LISTING –
----------

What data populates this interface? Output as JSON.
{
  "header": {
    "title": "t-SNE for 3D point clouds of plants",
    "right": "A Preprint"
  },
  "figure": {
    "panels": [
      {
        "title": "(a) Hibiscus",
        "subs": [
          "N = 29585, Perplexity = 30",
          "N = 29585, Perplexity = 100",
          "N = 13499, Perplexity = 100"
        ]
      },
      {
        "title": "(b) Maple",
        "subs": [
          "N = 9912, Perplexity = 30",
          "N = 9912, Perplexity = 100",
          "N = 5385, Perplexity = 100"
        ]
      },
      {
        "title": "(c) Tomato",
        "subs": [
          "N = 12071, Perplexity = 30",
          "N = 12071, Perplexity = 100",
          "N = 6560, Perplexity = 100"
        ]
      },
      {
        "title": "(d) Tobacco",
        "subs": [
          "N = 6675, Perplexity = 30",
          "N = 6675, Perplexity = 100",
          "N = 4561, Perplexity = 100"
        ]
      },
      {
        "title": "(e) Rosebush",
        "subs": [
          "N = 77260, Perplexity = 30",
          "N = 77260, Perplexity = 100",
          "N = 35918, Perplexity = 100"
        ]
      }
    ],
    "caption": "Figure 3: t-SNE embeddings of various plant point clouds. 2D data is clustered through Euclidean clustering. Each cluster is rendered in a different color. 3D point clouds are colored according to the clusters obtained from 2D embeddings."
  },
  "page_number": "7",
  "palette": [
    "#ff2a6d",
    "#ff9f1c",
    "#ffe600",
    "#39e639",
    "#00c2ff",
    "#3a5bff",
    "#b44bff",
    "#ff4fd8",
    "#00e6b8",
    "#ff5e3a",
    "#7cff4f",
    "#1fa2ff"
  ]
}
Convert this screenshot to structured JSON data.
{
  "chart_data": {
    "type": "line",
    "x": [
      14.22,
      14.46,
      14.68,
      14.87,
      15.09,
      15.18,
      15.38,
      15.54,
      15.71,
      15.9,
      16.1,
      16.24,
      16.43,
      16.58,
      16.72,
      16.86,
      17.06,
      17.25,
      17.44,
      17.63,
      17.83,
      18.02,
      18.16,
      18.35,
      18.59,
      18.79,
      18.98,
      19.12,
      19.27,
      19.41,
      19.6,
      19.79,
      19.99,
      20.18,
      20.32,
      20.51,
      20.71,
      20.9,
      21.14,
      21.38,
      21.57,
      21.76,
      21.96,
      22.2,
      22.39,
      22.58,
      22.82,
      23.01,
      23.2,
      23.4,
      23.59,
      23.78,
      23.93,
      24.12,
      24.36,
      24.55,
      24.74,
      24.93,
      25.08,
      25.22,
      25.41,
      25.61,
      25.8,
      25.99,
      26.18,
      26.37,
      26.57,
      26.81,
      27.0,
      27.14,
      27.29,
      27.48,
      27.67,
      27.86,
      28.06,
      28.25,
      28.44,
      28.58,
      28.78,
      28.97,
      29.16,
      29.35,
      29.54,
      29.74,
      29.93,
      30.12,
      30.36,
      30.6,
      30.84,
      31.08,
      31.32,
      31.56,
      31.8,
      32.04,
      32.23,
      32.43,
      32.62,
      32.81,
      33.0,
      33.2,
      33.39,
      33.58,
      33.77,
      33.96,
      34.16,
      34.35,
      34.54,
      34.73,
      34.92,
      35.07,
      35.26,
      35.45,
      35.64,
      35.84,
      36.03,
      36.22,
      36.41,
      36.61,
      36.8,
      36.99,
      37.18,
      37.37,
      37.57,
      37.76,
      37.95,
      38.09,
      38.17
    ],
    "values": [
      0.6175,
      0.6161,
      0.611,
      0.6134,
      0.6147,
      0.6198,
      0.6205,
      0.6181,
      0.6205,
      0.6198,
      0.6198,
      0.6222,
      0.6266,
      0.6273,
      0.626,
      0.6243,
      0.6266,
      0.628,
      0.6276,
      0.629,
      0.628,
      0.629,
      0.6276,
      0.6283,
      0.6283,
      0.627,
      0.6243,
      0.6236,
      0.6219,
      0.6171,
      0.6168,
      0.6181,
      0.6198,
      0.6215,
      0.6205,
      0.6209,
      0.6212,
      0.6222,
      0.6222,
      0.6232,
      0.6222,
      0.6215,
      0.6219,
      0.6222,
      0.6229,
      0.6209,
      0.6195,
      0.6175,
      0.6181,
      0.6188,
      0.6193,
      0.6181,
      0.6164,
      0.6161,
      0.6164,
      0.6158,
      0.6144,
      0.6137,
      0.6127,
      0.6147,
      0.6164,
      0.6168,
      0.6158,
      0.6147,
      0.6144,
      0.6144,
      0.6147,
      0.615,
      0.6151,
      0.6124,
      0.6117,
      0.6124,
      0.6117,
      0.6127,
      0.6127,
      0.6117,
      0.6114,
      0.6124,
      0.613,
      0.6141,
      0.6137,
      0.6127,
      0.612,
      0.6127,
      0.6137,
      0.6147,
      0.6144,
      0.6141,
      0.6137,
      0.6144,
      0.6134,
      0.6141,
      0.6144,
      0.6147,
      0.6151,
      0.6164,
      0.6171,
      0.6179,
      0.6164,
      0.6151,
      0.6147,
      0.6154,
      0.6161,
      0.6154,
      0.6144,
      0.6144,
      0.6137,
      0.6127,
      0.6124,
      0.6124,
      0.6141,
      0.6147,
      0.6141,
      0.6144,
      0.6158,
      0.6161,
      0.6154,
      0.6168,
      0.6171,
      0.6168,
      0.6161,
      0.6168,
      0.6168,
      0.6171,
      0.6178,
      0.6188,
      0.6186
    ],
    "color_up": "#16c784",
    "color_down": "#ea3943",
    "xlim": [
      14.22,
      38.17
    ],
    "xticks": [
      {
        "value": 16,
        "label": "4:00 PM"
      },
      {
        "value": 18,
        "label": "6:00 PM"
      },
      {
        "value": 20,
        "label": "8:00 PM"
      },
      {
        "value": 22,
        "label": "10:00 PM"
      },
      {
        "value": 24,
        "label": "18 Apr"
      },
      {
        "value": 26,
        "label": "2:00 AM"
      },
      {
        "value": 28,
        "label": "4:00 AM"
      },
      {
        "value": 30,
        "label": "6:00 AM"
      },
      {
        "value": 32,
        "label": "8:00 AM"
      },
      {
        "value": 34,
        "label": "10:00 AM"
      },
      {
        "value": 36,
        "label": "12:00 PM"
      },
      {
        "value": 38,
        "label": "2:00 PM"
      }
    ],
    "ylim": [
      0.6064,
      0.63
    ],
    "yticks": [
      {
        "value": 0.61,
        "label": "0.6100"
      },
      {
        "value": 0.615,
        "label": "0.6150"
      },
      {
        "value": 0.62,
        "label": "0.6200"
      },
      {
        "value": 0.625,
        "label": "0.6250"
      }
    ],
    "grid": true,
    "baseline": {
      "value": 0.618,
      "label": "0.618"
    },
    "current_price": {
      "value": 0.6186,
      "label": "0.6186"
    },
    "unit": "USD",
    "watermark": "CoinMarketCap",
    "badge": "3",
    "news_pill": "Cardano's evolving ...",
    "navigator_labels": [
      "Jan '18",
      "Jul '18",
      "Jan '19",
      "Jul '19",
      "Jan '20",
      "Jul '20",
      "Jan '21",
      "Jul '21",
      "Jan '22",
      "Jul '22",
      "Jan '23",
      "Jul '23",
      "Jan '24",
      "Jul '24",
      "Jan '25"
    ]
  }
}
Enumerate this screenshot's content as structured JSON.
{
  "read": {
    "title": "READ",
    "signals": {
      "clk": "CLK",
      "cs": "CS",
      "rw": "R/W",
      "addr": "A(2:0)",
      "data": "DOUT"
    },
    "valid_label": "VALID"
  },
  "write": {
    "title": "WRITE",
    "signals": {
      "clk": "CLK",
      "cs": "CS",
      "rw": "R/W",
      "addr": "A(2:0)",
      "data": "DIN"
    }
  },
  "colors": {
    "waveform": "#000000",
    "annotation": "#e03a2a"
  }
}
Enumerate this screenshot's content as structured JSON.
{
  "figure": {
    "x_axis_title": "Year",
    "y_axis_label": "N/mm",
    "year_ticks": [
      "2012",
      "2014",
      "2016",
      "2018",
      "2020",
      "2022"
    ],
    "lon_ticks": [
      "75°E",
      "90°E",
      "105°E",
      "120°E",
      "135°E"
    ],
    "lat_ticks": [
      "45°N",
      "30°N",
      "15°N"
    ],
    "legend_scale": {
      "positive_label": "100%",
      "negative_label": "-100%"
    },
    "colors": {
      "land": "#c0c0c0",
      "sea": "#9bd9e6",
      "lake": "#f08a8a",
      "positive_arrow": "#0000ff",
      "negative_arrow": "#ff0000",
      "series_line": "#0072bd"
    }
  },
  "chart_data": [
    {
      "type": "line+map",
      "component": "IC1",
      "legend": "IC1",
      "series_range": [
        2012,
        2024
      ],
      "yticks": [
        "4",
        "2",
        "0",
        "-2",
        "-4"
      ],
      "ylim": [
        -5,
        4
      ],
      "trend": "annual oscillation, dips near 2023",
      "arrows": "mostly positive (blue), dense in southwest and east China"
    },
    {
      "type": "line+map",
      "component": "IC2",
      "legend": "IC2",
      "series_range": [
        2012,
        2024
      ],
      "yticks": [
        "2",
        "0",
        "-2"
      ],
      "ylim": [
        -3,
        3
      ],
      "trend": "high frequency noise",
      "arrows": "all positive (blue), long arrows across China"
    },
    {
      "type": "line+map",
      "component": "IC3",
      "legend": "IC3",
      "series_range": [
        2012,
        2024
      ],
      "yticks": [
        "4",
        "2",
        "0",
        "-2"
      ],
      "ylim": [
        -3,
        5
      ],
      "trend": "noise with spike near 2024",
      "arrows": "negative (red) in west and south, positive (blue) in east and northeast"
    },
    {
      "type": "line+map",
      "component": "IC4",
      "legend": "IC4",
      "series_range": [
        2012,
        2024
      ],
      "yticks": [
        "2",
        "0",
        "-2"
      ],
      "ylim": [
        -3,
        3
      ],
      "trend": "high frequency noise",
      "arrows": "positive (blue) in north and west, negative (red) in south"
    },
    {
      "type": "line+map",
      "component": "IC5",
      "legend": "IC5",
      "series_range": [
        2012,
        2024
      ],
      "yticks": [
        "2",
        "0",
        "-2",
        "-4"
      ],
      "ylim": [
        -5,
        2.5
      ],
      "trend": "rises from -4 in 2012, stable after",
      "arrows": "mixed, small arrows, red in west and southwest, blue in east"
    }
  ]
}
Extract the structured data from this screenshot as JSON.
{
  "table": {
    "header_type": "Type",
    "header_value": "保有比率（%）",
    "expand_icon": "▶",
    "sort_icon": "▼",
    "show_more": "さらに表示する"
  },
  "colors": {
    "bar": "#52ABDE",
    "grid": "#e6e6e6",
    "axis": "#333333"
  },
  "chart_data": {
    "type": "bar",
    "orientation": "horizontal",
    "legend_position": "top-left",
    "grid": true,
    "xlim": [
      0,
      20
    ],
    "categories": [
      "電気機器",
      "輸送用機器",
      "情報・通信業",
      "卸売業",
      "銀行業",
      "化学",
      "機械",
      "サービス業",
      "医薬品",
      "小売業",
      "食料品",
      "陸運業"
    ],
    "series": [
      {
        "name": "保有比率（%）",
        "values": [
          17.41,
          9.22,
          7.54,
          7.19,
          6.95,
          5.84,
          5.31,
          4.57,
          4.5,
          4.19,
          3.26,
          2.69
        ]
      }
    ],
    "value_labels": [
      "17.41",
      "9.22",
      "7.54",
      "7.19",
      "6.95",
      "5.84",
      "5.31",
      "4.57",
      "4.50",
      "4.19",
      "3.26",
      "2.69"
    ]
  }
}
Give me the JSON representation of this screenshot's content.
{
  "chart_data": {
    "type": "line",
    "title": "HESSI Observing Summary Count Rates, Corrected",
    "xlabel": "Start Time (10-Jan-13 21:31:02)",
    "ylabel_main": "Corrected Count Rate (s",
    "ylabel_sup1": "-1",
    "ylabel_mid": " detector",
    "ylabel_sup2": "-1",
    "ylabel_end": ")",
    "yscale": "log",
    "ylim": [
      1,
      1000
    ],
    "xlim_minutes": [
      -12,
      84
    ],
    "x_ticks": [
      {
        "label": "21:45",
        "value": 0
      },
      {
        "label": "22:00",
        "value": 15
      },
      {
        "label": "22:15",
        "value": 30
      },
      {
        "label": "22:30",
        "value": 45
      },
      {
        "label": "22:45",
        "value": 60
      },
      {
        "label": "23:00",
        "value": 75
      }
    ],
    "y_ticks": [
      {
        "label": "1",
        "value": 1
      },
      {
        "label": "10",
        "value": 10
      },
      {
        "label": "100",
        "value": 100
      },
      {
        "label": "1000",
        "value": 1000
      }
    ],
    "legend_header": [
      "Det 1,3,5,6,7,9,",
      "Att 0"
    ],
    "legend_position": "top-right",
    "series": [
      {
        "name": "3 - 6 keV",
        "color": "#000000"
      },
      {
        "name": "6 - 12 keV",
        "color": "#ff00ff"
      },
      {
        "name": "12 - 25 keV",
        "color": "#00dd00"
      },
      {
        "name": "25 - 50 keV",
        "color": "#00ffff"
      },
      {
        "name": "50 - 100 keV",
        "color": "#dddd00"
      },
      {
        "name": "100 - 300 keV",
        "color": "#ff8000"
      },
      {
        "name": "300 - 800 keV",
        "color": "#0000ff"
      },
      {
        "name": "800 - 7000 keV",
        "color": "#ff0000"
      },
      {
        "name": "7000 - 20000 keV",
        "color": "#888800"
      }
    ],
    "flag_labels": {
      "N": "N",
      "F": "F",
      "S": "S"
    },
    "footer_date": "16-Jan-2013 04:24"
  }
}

----------

TASK TO COMPLETE – Copy every line that includes the string "screenshot" from the material above.

RESULT OF THE TASK –
Convert this screenshot to structured JSON data.
Enumerate this screenshot's content as structured JSON.
Enumerate this screenshot's content as structured JSON.
Extract the structured data from this screenshot as JSON.
Give me the JSON representation of this screenshot's content.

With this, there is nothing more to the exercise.